### Passage shown
2014-01-30 18:02:59

by Richard Yao

[permalink] [raw]
Subject: [PATCH] 9p/trans_virtio.c: Fix broken zero-copy on vmalloc() buffers (second submission)

This is my first real patch submission, which I sent out in December.
Unfortunately, I sent it to only a subset of the correct people. Time passed,
Greg Koah-Hartman was kind enough to give me some pointers and I am now sending
it back out to the correct people. My apologies to anyone who was bit by this
issue because it was not sent to the correct people sooner.

Richard Yao (1):
9p/trans_virtio.c: Fix broken zero-copy on vmalloc() buffers

net/9p/trans_virtio.c | 5 ++++-
1 file changed, 4 insertions(+), 1 deletion(-)

--
1.8.3.2


2014-01-30 18:03:12

by Richard Yao

[permalink] [raw]
Subject: [PATCH] 9p/trans_virtio.c: Fix broken zero-copy on vmalloc() buffers

The 9p-virtio transport does zero copy on things larger than 1024 bytes
in size. It accomplishes this by returning the physical addresses of
pages to the virtio-pci device. At present, the translation is usually a
bit shift.

However, that approach produces an invalid page address when we
read/write to vmalloc buffers, such as those used for Linux kernle
modules. This causes QEMU to die printing:

qemu-system-x86_64: virtio: trying to map MMIO memory

This patch enables 9p-virtio to correctly handle this case. This not
only enables us to load Linux kernel modules off virtfs, but also
enables ZFS file-based vdevs on virtfs to be used without killing QEMU.

Also, special thanks to both Avi Kivity and Alexander Graf for their
interpretation of QEMU backtraces. Without their guidence, tracking down
this bug would have taken much longer.

Signed-off-by: Richard Yao <[email protected]>
Acked-by: Alexander Graf <[email protected]>
Reviewed-by: Will Deacon <[email protected]>
---
net/9p/trans_virtio.c | 5 ++++-
1 file changed, 4 insertions(+), 1 deletion(-)

diff --git a/net/9p/trans_virtio.c b/net/9p/trans_virtio.c
index cd1e1ed..b2009bc 100644
--- a/net/9p/trans_virtio.c
+++ b/net/9p/trans_virtio.c
@@ -340,7 +340,10 @@ static int p9_get_mapped_pages(struct virtio_chan *chan,
int count = nr_pages;
while (nr_pages) {
s = rest_of_page(data);
- pages[index++] = kmap_to_page(data);
+ if (is_vmalloc_or_module_addr(data))

### Data shown

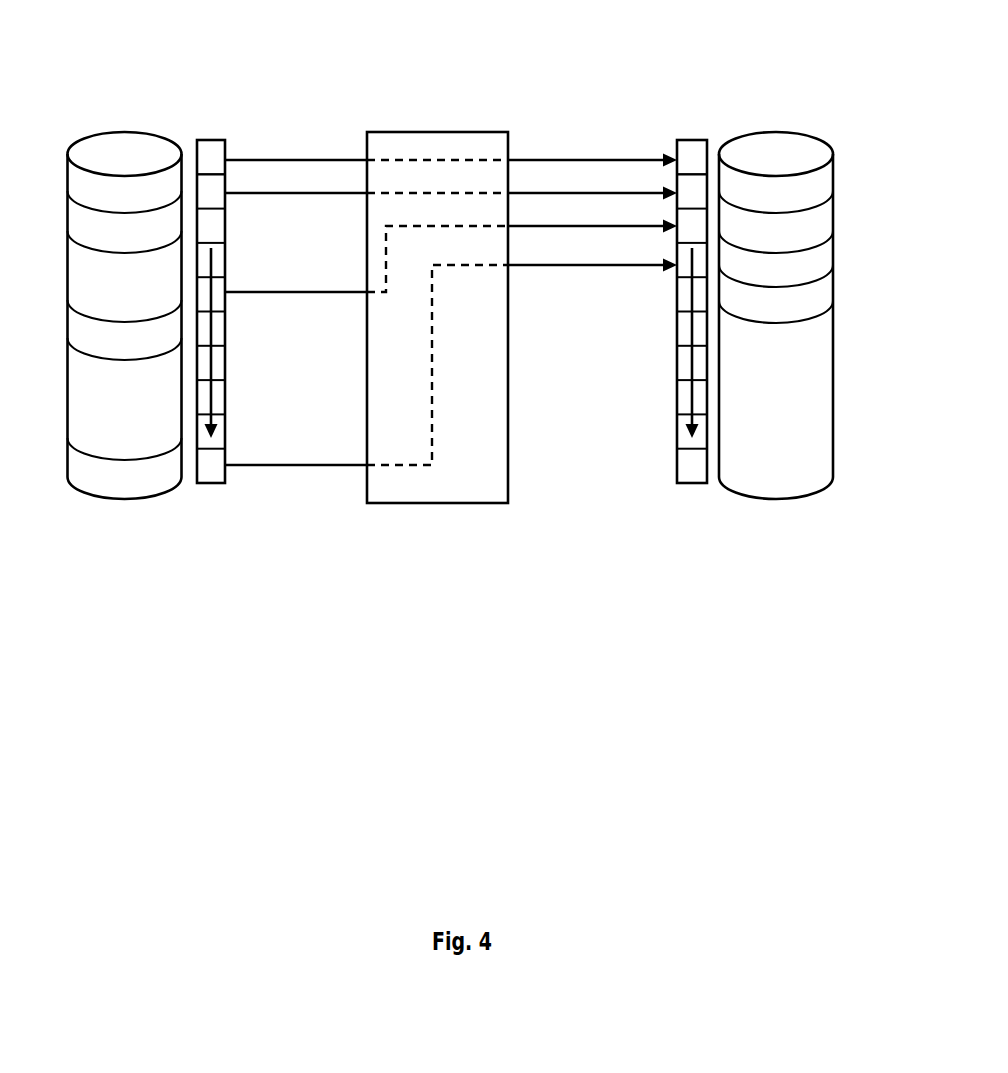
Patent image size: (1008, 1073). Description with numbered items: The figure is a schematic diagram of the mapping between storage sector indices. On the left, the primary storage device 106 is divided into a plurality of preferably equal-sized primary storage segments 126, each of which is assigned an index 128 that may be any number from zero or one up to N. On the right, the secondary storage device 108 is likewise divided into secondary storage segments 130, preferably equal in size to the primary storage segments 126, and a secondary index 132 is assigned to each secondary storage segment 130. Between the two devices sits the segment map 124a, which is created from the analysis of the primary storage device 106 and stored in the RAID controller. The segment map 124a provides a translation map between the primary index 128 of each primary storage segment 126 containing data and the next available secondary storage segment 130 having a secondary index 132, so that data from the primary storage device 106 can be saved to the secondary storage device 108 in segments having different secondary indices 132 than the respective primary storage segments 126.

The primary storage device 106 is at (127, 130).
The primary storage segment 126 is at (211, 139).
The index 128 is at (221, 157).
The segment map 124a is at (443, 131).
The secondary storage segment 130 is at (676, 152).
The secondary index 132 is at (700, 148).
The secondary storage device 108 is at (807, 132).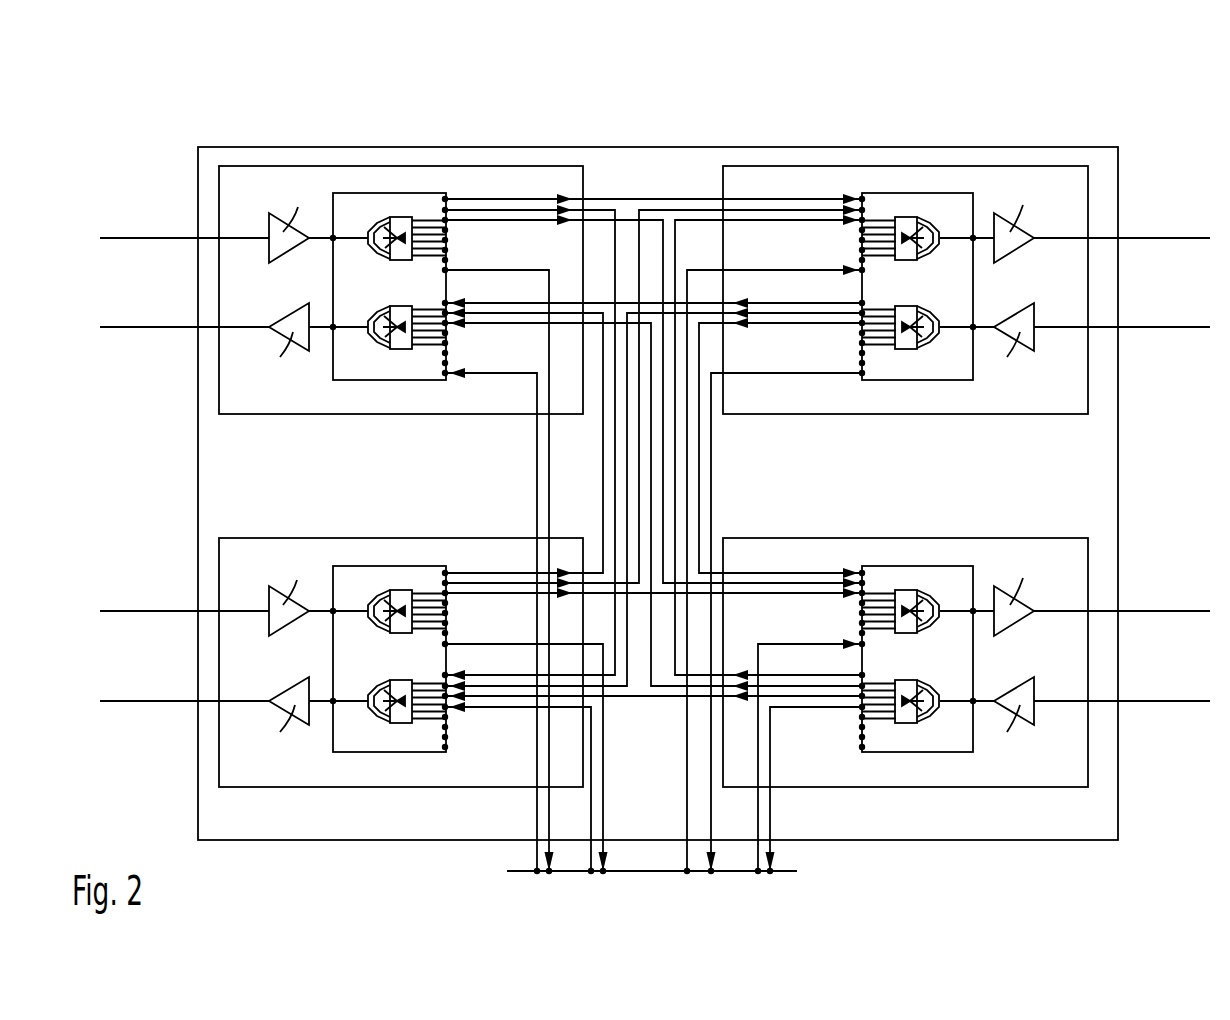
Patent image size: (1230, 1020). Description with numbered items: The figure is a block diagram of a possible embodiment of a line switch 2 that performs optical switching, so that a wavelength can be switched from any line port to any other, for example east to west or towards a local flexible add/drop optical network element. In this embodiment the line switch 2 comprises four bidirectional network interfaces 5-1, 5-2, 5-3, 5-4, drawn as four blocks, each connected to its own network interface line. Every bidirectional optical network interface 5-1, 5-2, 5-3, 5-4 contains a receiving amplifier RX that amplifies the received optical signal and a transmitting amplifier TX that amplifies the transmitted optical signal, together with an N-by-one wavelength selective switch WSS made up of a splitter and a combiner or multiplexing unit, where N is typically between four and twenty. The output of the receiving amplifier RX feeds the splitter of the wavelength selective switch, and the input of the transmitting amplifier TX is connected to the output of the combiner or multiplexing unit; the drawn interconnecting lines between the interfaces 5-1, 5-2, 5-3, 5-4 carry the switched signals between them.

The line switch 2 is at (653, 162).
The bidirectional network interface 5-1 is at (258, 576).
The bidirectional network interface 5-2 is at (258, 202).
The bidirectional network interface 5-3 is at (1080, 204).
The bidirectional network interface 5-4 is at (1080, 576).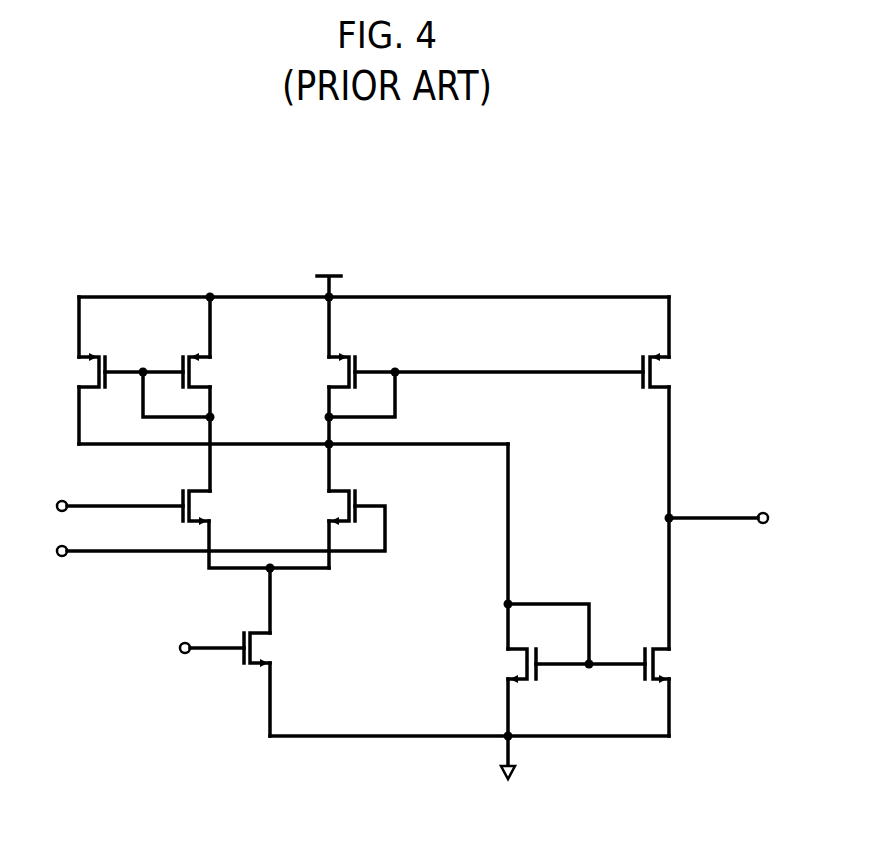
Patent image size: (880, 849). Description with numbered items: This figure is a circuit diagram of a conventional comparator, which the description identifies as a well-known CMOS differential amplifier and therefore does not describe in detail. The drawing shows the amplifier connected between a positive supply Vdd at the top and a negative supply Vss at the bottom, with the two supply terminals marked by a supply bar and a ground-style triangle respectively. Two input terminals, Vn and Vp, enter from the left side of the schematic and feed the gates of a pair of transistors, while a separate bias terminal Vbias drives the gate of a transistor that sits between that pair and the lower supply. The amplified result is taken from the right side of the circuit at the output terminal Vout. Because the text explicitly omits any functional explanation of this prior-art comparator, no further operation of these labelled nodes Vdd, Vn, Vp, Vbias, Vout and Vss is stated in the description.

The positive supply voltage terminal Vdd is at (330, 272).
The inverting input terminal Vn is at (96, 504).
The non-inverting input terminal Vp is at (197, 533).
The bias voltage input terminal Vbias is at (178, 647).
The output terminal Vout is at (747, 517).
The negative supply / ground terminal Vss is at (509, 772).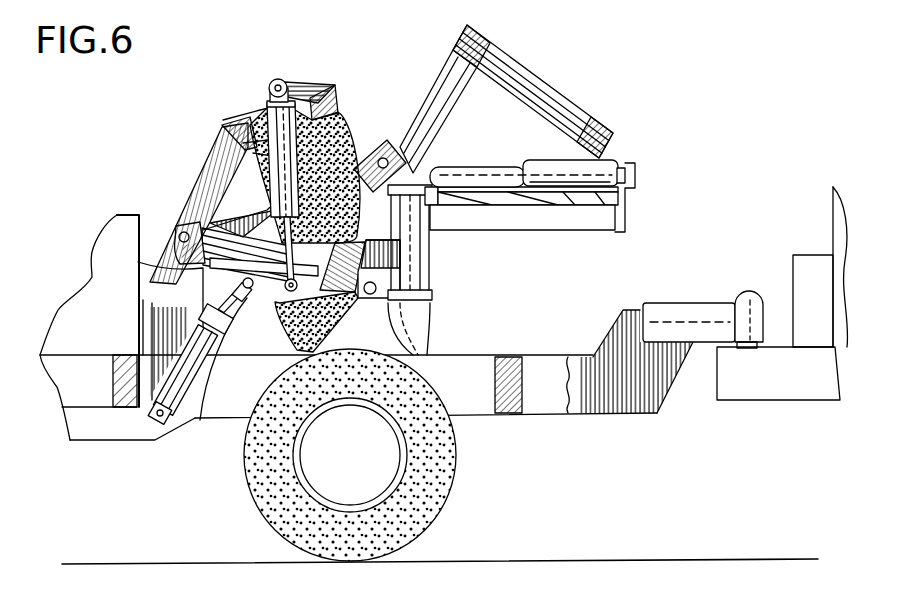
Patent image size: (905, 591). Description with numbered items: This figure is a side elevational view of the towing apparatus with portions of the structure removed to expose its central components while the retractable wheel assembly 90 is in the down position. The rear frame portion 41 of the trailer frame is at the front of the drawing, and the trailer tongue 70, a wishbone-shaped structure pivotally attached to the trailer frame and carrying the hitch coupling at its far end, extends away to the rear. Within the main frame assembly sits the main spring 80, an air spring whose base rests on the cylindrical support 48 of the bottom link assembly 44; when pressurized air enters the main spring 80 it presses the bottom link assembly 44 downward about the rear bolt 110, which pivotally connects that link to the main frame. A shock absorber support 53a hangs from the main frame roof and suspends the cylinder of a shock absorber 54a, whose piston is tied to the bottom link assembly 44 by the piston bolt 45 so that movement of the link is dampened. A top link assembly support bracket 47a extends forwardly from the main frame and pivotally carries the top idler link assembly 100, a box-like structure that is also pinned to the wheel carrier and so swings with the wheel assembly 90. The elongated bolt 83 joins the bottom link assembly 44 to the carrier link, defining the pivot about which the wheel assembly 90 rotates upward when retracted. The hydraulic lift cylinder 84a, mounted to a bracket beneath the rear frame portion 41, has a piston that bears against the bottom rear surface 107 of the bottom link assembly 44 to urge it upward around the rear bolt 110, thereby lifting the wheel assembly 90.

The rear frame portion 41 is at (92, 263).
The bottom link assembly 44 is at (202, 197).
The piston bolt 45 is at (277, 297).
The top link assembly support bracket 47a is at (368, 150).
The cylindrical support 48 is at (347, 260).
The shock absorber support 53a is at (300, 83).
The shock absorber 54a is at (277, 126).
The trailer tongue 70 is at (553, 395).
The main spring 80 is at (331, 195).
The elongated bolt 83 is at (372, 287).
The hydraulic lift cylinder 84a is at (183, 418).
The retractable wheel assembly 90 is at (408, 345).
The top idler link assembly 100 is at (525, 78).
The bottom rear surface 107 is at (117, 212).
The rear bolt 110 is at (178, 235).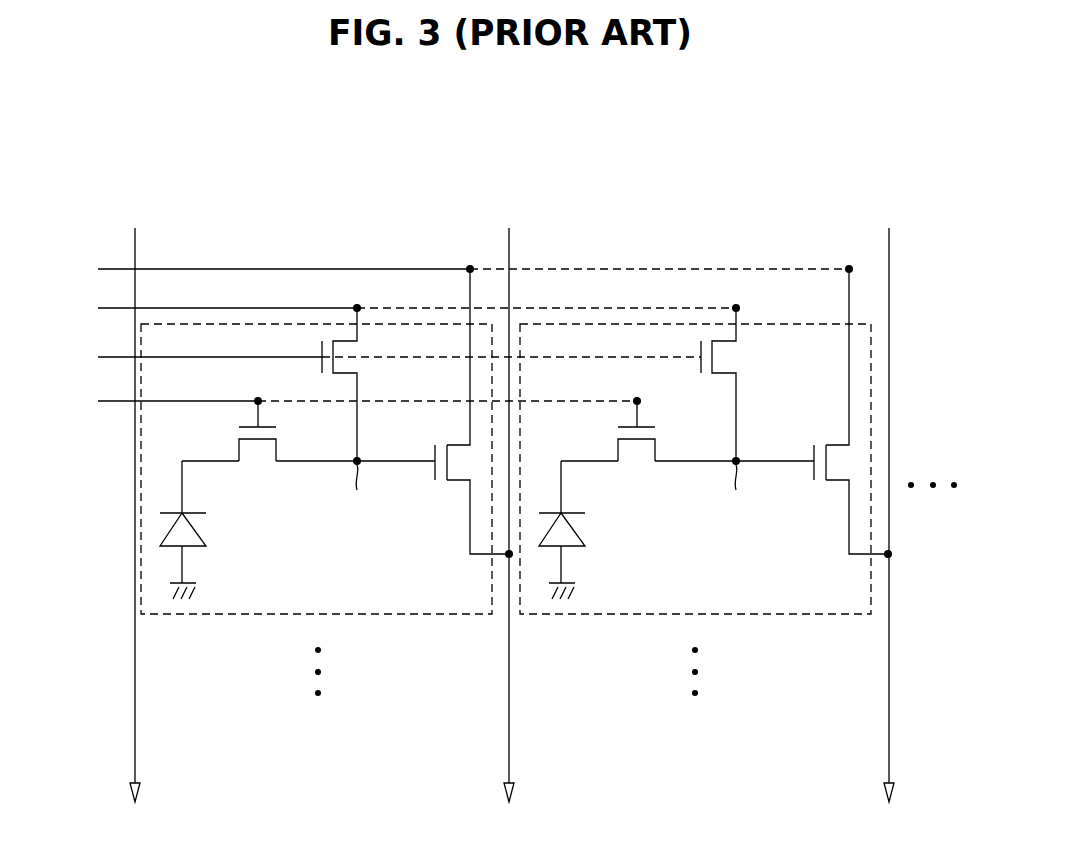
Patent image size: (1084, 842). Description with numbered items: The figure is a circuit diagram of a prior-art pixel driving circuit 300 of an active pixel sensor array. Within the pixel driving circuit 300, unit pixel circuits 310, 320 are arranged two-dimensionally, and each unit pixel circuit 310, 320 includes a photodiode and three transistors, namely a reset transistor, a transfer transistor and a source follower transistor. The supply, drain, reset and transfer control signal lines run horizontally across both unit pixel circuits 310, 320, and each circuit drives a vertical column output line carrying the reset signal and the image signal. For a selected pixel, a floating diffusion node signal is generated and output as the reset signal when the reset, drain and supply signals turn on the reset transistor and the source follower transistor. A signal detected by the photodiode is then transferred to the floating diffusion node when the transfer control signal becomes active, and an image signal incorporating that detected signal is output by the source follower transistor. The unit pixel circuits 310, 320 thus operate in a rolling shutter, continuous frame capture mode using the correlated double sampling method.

### Work to do
1) Answer from the patch email:
(a) Above what size does the 9p-virtio transport do zero copy?
(b) Who gave the author pointers before the patch was sent again?
(c) Who is listed as having reviewed the patch?
2) Retype the stretch of the patch email that opens with the words containing "qemu-system-x86_64: virtio: trying" and closes with "taken much longer.".
The records are separate from the patch email.

### Outputs in order
1)
(a) Things larger than 1024 bytes.
(b) Greg Koah-Hartman.
(c) Will Deacon.

2)
qemu-system-x86_64: virtio: trying to map MMIO memory

This patch enables 9p-virtio to correctly handle this case. This not
only enables us to load Linux kernel modules off virtfs, but also
enables ZFS file-based vdevs on virtfs to be used without killing QEMU.

Also, special thanks to both Avi Kivity and Alexander Graf for their
interpretation of QEMU backtraces. Without their guidence, tracking down
this bug would have taken much longer.